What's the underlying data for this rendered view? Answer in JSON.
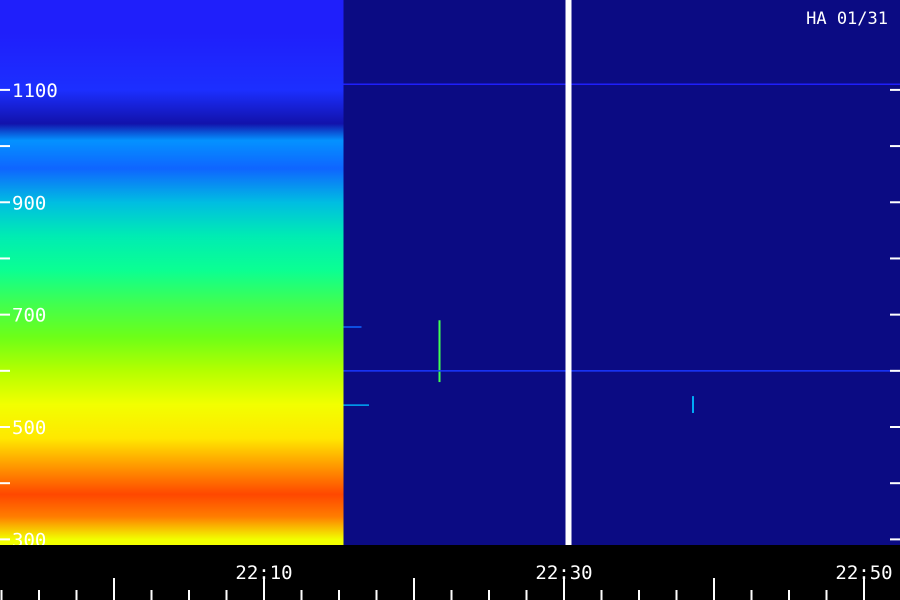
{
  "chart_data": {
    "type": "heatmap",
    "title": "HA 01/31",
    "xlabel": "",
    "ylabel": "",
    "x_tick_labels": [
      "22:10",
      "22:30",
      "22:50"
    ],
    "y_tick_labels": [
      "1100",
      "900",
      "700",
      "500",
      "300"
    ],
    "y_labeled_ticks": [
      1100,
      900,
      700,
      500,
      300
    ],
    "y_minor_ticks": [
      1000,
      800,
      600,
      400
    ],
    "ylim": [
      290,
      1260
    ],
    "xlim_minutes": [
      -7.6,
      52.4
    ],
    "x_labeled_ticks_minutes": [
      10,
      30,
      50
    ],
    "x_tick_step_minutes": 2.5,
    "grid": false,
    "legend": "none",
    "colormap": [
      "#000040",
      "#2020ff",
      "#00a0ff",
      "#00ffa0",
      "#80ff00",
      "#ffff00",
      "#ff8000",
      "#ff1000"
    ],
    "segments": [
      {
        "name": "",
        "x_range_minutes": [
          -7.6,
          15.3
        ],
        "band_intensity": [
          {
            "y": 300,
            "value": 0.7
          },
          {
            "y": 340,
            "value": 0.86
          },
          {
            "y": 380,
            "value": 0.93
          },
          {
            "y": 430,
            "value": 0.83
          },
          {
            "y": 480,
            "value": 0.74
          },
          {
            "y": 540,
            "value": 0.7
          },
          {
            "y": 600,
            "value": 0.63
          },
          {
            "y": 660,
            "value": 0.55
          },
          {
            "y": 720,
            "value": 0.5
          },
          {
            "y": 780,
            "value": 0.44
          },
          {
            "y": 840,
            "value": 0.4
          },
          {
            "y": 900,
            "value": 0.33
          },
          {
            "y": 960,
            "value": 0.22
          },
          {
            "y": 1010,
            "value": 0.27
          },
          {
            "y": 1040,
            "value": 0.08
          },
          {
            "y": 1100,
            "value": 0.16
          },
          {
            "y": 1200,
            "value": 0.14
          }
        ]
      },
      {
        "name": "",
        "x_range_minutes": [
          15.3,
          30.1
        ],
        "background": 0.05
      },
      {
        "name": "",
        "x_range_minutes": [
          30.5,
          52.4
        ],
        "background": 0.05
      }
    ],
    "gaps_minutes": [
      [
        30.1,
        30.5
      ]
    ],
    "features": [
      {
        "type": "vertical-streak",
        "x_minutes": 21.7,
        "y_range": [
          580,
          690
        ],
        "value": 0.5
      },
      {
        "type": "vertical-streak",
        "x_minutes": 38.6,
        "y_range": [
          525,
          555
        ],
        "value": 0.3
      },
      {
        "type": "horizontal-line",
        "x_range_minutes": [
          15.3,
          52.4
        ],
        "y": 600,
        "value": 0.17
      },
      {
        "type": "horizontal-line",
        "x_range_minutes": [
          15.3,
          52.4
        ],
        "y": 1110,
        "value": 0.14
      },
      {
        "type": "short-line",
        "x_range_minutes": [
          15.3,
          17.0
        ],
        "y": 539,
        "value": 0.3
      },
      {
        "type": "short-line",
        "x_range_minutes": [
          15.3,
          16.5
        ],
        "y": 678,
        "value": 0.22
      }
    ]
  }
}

======

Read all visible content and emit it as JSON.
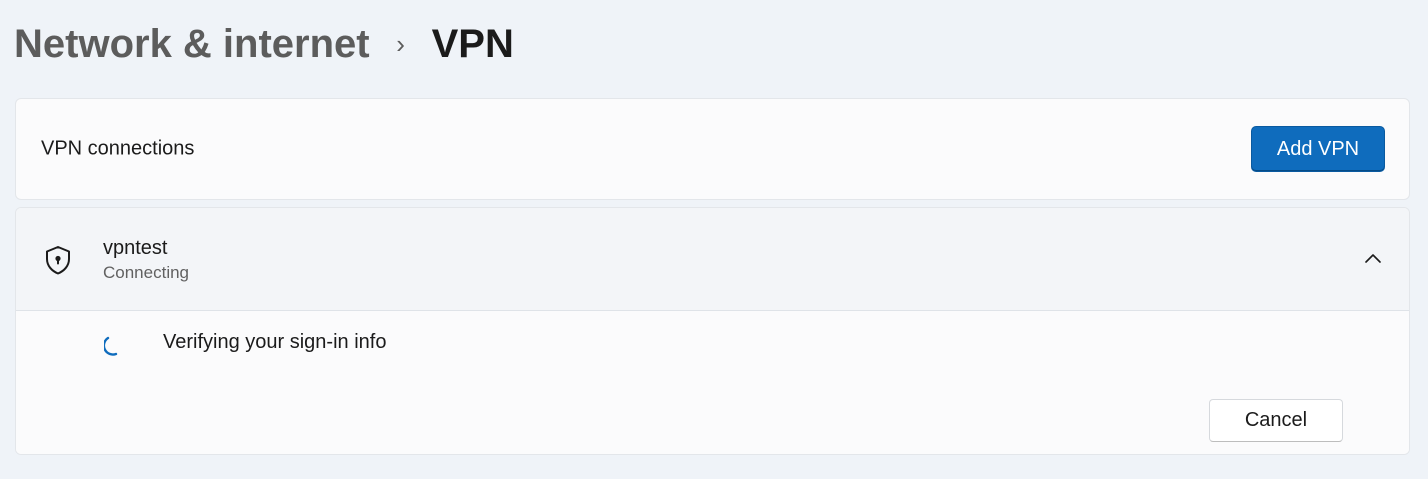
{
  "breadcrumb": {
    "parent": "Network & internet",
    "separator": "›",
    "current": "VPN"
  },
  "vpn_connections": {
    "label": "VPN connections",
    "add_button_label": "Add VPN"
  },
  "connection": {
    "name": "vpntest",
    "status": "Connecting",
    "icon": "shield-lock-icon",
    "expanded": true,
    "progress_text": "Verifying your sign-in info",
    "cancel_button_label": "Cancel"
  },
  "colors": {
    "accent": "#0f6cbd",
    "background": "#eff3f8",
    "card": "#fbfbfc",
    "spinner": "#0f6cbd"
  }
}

======

▶ _The problem_:
Filter the records down to the lines that contain the string "JSON", and copy those lines.

▶ _Finished exercise_:
What's the underlying data for this rendered view? Answer in JSON.
Read all visible content and emit it as JSON.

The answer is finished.